**Exercise details**
Quote every line as written. Omit pictures.

**Records for this task**
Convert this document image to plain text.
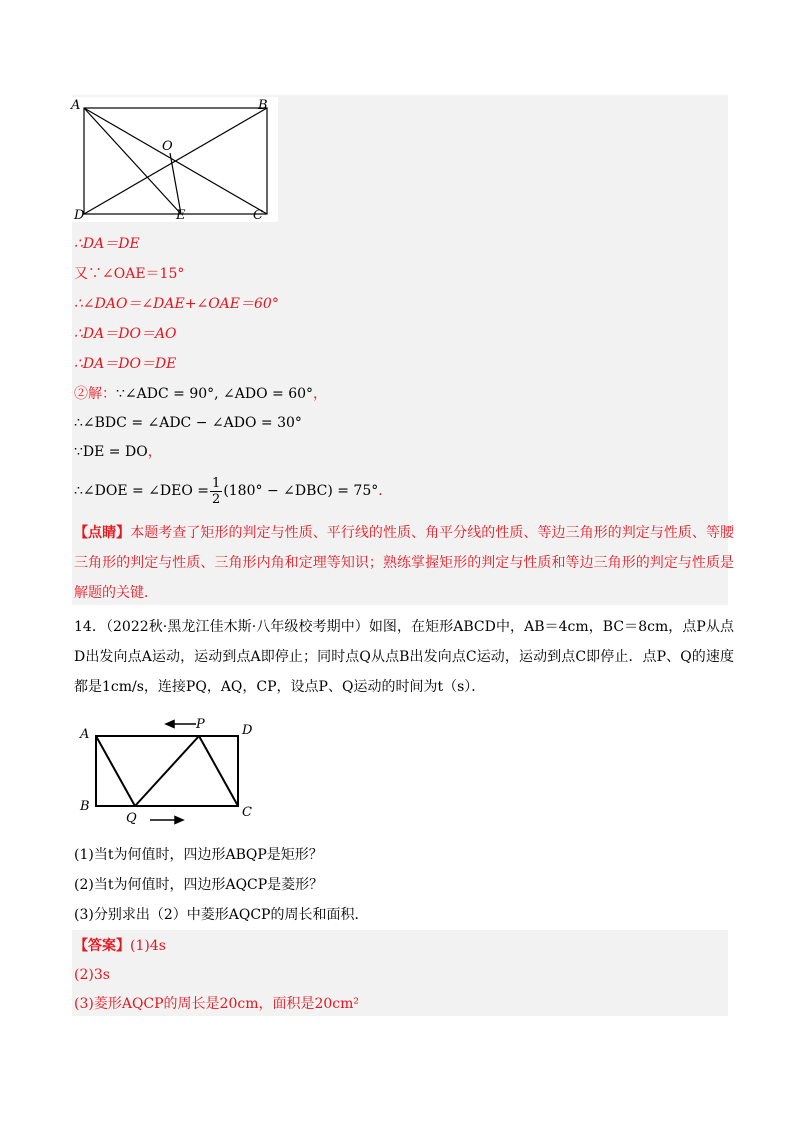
A	B
O
D	E	C
∴DA＝DE
又∵∠OAE＝15°
∴∠DAO＝∠DAE+∠OAE＝60°
∴DA＝DO＝AO
∴DA＝DO＝DE
②解：∵∠ADC = 90°, ∠ADO = 60°，
∴∠BDC = ∠ADC − ∠ADO = 30°
∵DE = DO，
∴∠DOE = ∠DEO = $\frac{1}{2} (180^\circ$ − ∠DBC) = 75°．
【点睛】本题考查了矩形的判定与性质、平行线的性质、角平分线的性质、等边三角形的判定与性质、等腰三角形的判定与性质、三角形内角和定理等知识；熟练掌握矩形的判定与性质和等边三角形的判定与性质是解题的关键．
14．（2022秋·黑龙江佳木斯·八年级校考期中）如图，在矩形ABCD中，AB＝4cm，BC＝8cm，点P从点D出发向点A运动，运动到点A即停止；同时点Q从点B出发向点C运动，运动到点C即停止．点P、Q的速度都是1cm/s，连接PQ，AQ，CP，设点P、Q运动的时间为t（s）．
A
P	D
B
Q	C
(1)当t为何值时，四边形ABQP是矩形？
(2)当t为何值时，四边形AQCP是菱形？
(3)分别求出（2）中菱形AQCP的周长和面积．
【答案】(1)4s
(2)3s
(3)菱形AQCP的周长是20cm，面积是20cm²
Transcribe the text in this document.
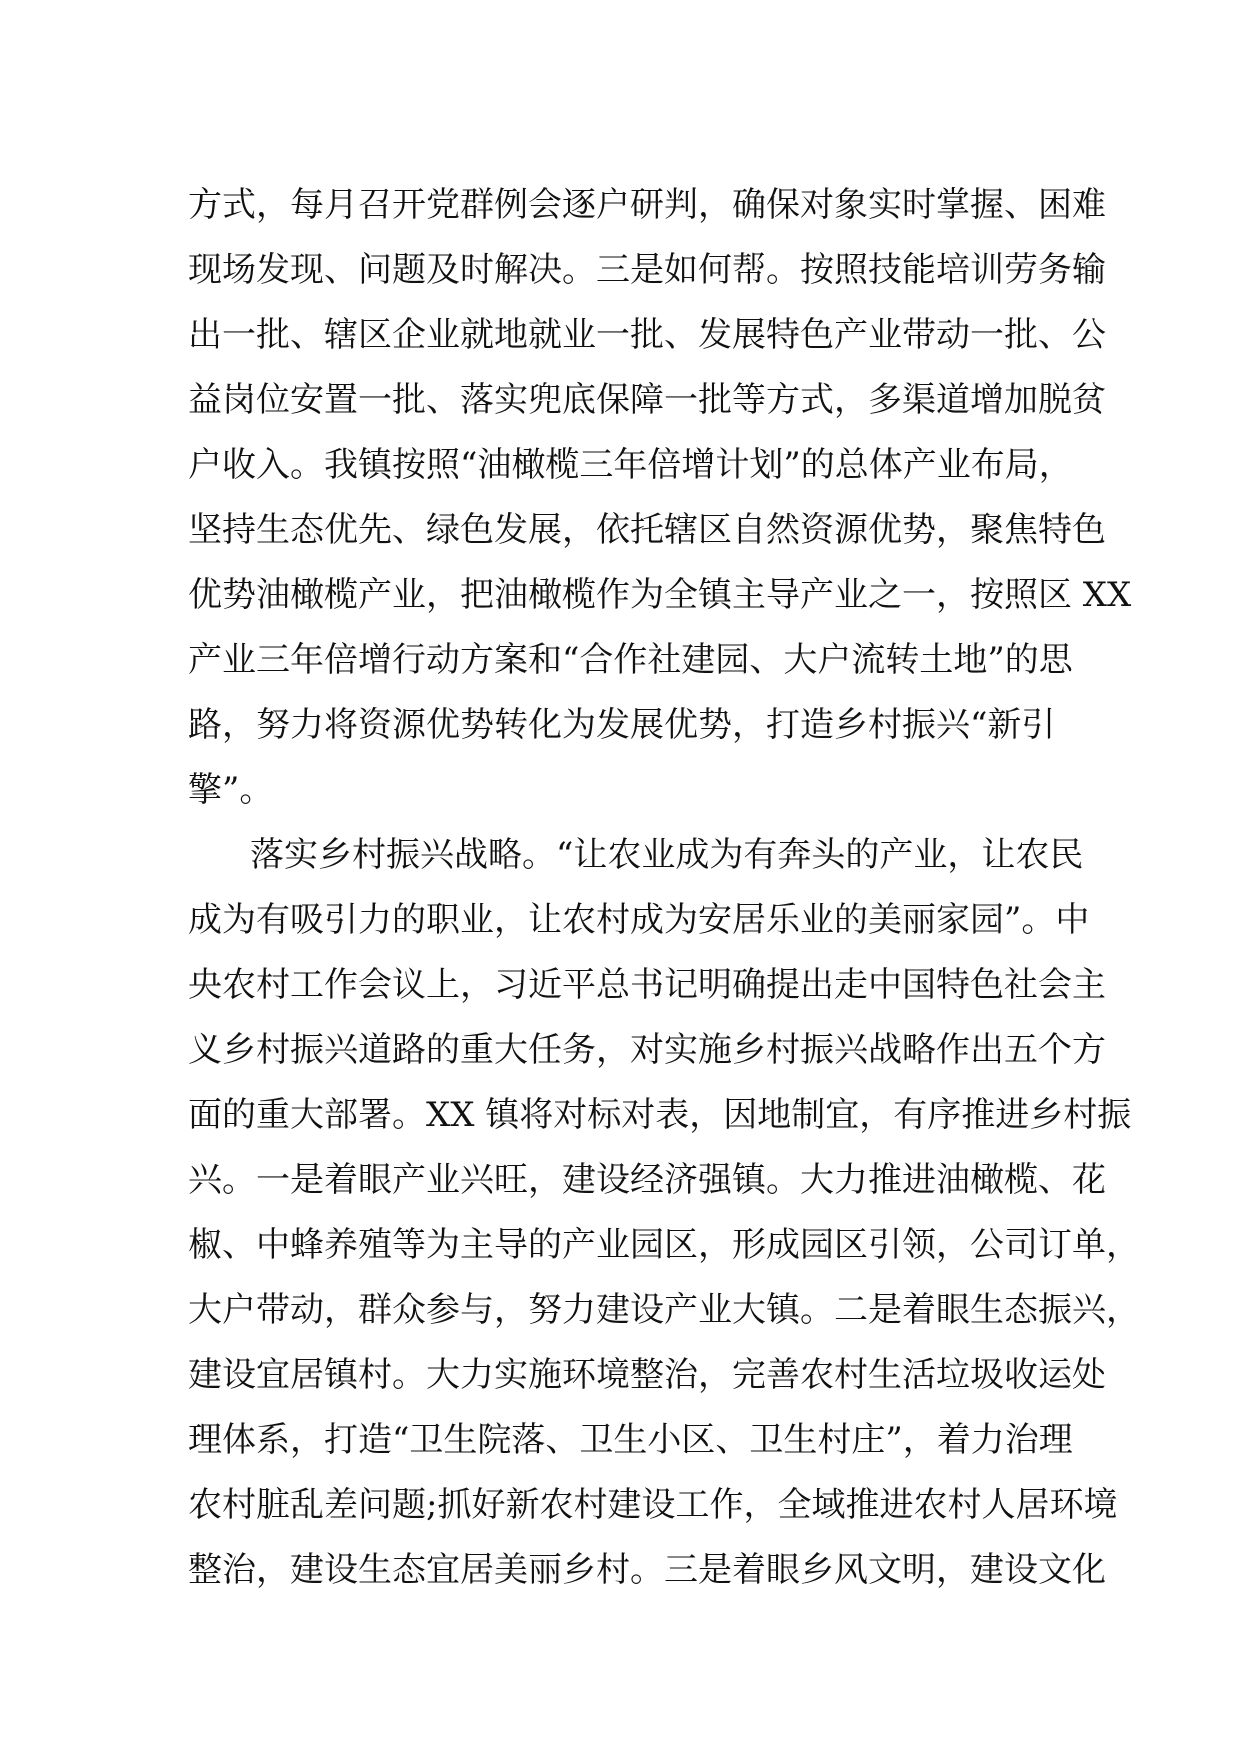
方式，每月召开党群例会逐户研判，确保对象实时掌握、困难
现场发现、问题及时解决。三是如何帮。按照技能培训劳务输
出一批、辖区企业就地就业一批、发展特色产业带动一批、公
益岗位安置一批、落实兜底保障一批等方式，多渠道增加脱贫
户收入。我镇按照“油橄榄三年倍增计划”的总体产业布局，
坚持生态优先、绿色发展，依托辖区自然资源优势，聚焦特色
优势油橄榄产业，把油橄榄作为全镇主导产业之一，按照区 XX
产业三年倍增行动方案和“合作社建园、大户流转土地”的思
路，努力将资源优势转化为发展优势，打造乡村振兴“新引
擎”。
落实乡村振兴战略。“让农业成为有奔头的产业，让农民
成为有吸引力的职业，让农村成为安居乐业的美丽家园”。中
央农村工作会议上，习近平总书记明确提出走中国特色社会主
义乡村振兴道路的重大任务，对实施乡村振兴战略作出五个方
面的重大部署。XX 镇将对标对表，因地制宜，有序推进乡村振
兴。一是着眼产业兴旺，建设经济强镇。大力推进油橄榄、花
椒、中蜂养殖等为主导的产业园区，形成园区引领，公司订单，
大户带动，群众参与，努力建设产业大镇。二是着眼生态振兴，
建设宜居镇村。大力实施环境整治，完善农村生活垃圾收运处
理体系，打造“卫生院落、卫生小区、卫生村庄”，着力治理
农村脏乱差问题;抓好新农村建设工作，全域推进农村人居环境
整治，建设生态宜居美丽乡村。三是着眼乡风文明，建设文化
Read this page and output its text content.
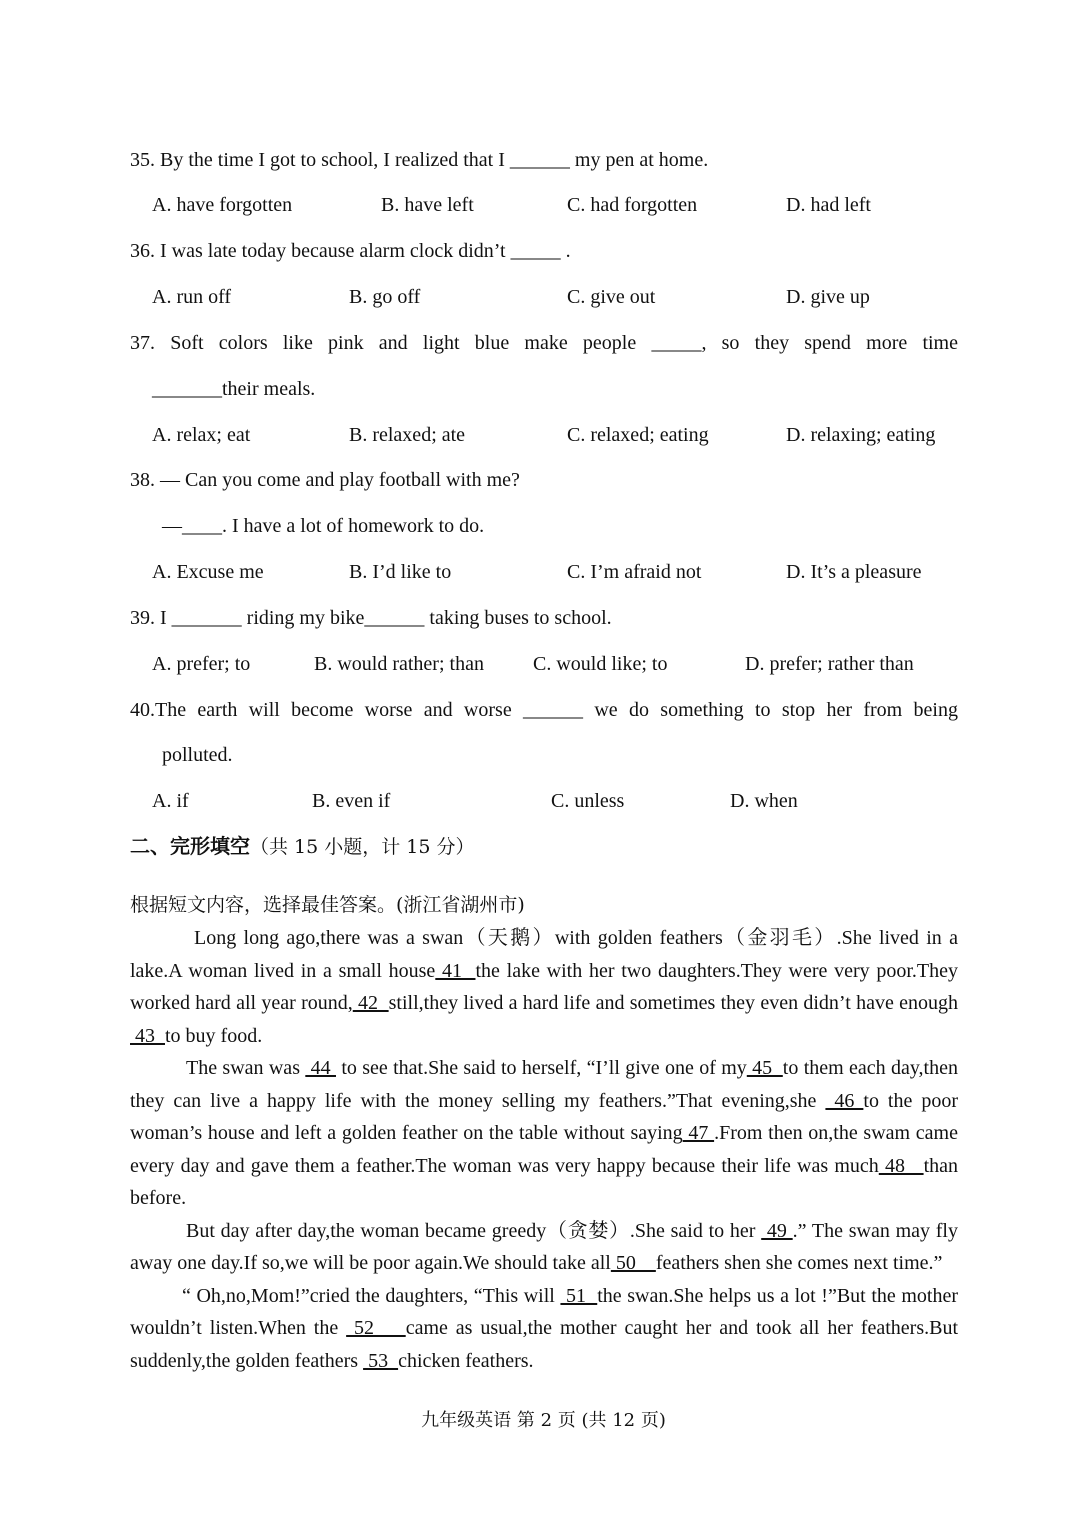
35. By the time I got to school, I realized that I ______ my pen at home.
A. have forgotten	B. have left	C. had forgotten	D. had left
36. I was late today because alarm clock didn’t _____ .
A. run off	B. go off	C. give out	D. give up
37. Soft colors like pink and light blue make people _____, so they spend more time
_______their meals.
A. relax; eat	B. relaxed; ate	C. relaxed; eating	D. relaxing; eating
38. — Can you come and play football with me?
—____. I have a lot of homework to do.
A. Excuse me	B. I’d like to	C. I’m afraid not	D. It’s a pleasure
39. I _______ riding my bike______ taking buses to school.
A. prefer; to	B. would rather; than C. would like; to	D. prefer; rather than
40.The earth will become worse and worse ______ we do something to stop her from being
polluted.
A. if	B. even if	C. unless	D. when
二、完形填空（共 15 小题，计 15 分）
根据短文内容，选择最佳答案。(浙江省湖州市)

Long long ago,there was a swan（天鹅）with golden feathers（金羽毛）.She lived in a lake.A woman lived in a small house 41  the lake with her two daughters.They were very poor.They worked hard all year round, 42  still,they lived a hard life and sometimes they even didn’t have enough 43  to buy food.

The swan was  44  to see that.She said to herself, “I’ll give one of my 45  to them each day,then they can live a happy life with the money selling my feathers.”That evening,she  46 to the poor woman’s house and left a golden feather on the table without saying 47 .From then on,the swam came every day and gave them a feather.The woman was very happy because their life was much 48   than before.

But day after day,the woman became greedy（贪婪）.She said to her  49 .” The swan may fly away one day.If so,we will be poor again.We should take all 50    feathers shen she comes next time.”

“ Oh,no,Mom!”cried the daughters, “This will  51  the swan.She helps us a lot !”But the mother wouldn’t listen.When the  52    came as usual,the mother caught her and took all her feathers.But suddenly,the golden feathers  53  chicken feathers.

九年级英语 第 2 页 (共 12 页)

**Final result**
Convert this document image to plain text.
A	B
O
D	E	C
∴DA＝DE
又∵∠OAE＝15°
∴∠DAO＝∠DAE+∠OAE＝60°
∴DA＝DO＝AO
∴DA＝DO＝DE
②解：∵∠ADC = 90°, ∠ADO = 60°，
∴∠BDC = ∠ADC − ∠ADO = 30°
∵DE = DO，
∴∠DOE = ∠DEO = $\frac{1}{2} (180^\circ$ − ∠DBC) = 75°．
【点睛】本题考查了矩形的判定与性质、平行线的性质、角平分线的性质、等边三角形的判定与性质、等腰三角形的判定与性质、三角形内角和定理等知识；熟练掌握矩形的判定与性质和等边三角形的判定与性质是解题的关键．
14．（2022秋·黑龙江佳木斯·八年级校考期中）如图，在矩形ABCD中，AB＝4cm，BC＝8cm，点P从点D出发向点A运动，运动到点A即停止；同时点Q从点B出发向点C运动，运动到点C即停止．点P、Q的速度都是1cm/s，连接PQ，AQ，CP，设点P、Q运动的时间为t（s）．
A
P	D
B
Q	C
(1)当t为何值时，四边形ABQP是矩形？
(2)当t为何值时，四边形AQCP是菱形？
(3)分别求出（2）中菱形AQCP的周长和面积．
【答案】(1)4s
(2)3s
(3)菱形AQCP的周长是20cm，面积是20cm²
Transcribe the text in this document.
方式，每月召开党群例会逐户研判，确保对象实时掌握、困难
现场发现、问题及时解决。三是如何帮。按照技能培训劳务输
出一批、辖区企业就地就业一批、发展特色产业带动一批、公
益岗位安置一批、落实兜底保障一批等方式，多渠道增加脱贫
户收入。我镇按照“油橄榄三年倍增计划”的总体产业布局，
坚持生态优先、绿色发展，依托辖区自然资源优势，聚焦特色
优势油橄榄产业，把油橄榄作为全镇主导产业之一，按照区 XX
产业三年倍增行动方案和“合作社建园、大户流转土地”的思
路，努力将资源优势转化为发展优势，打造乡村振兴“新引
擎”。
落实乡村振兴战略。“让农业成为有奔头的产业，让农民
成为有吸引力的职业，让农村成为安居乐业的美丽家园”。中
央农村工作会议上，习近平总书记明确提出走中国特色社会主
义乡村振兴道路的重大任务，对实施乡村振兴战略作出五个方
面的重大部署。XX 镇将对标对表，因地制宜，有序推进乡村振
兴。一是着眼产业兴旺，建设经济强镇。大力推进油橄榄、花
椒、中蜂养殖等为主导的产业园区，形成园区引领，公司订单，
大户带动，群众参与，努力建设产业大镇。二是着眼生态振兴，
建设宜居镇村。大力实施环境整治，完善农村生活垃圾收运处
理体系，打造“卫生院落、卫生小区、卫生村庄”，着力治理
农村脏乱差问题;抓好新农村建设工作，全域推进农村人居环境
整治，建设生态宜居美丽乡村。三是着眼乡风文明，建设文化
Read this page and output its text content.
35. By the time I got to school, I realized that I ______ my pen at home.
A. have forgotten	B. have left	C. had forgotten	D. had left
36. I was late today because alarm clock didn’t _____ .
A. run off	B. go off	C. give out	D. give up
37. Soft colors like pink and light blue make people _____, so they spend more time
_______their meals.
A. relax; eat	B. relaxed; ate	C. relaxed; eating	D. relaxing; eating
38. — Can you come and play football with me?
—____. I have a lot of homework to do.
A. Excuse me	B. I’d like to	C. I’m afraid not	D. It’s a pleasure
39. I _______ riding my bike______ taking buses to school.
A. prefer; to	B. would rather; than C. would like; to	D. prefer; rather than
40.The earth will become worse and worse ______ we do something to stop her from being
polluted.
A. if	B. even if	C. unless	D. when
二、完形填空（共 15 小题，计 15 分）
根据短文内容，选择最佳答案。(浙江省湖州市)

Long long ago,there was a swan（天鹅）with golden feathers（金羽毛）.She lived in a lake.A woman lived in a small house 41  the lake with her two daughters.They were very poor.They worked hard all year round, 42  still,they lived a hard life and sometimes they even didn’t have enough 43  to buy food.

The swan was  44  to see that.She said to herself, “I’ll give one of my 45  to them each day,then they can live a happy life with the money selling my feathers.”That evening,she  46 to the poor woman’s house and left a golden feather on the table without saying 47 .From then on,the swam came every day and gave them a feather.The woman was very happy because their life was much 48   than before.

But day after day,the woman became greedy（贪婪）.She said to her  49 .” The swan may fly away one day.If so,we will be poor again.We should take all 50    feathers shen she comes next time.”

“ Oh,no,Mom!”cried the daughters, “This will  51  the swan.She helps us a lot !”But the mother wouldn’t listen.When the  52    came as usual,the mother caught her and took all her feathers.But suddenly,the golden feathers  53  chicken feathers.

九年级英语 第 2 页 (共 12 页)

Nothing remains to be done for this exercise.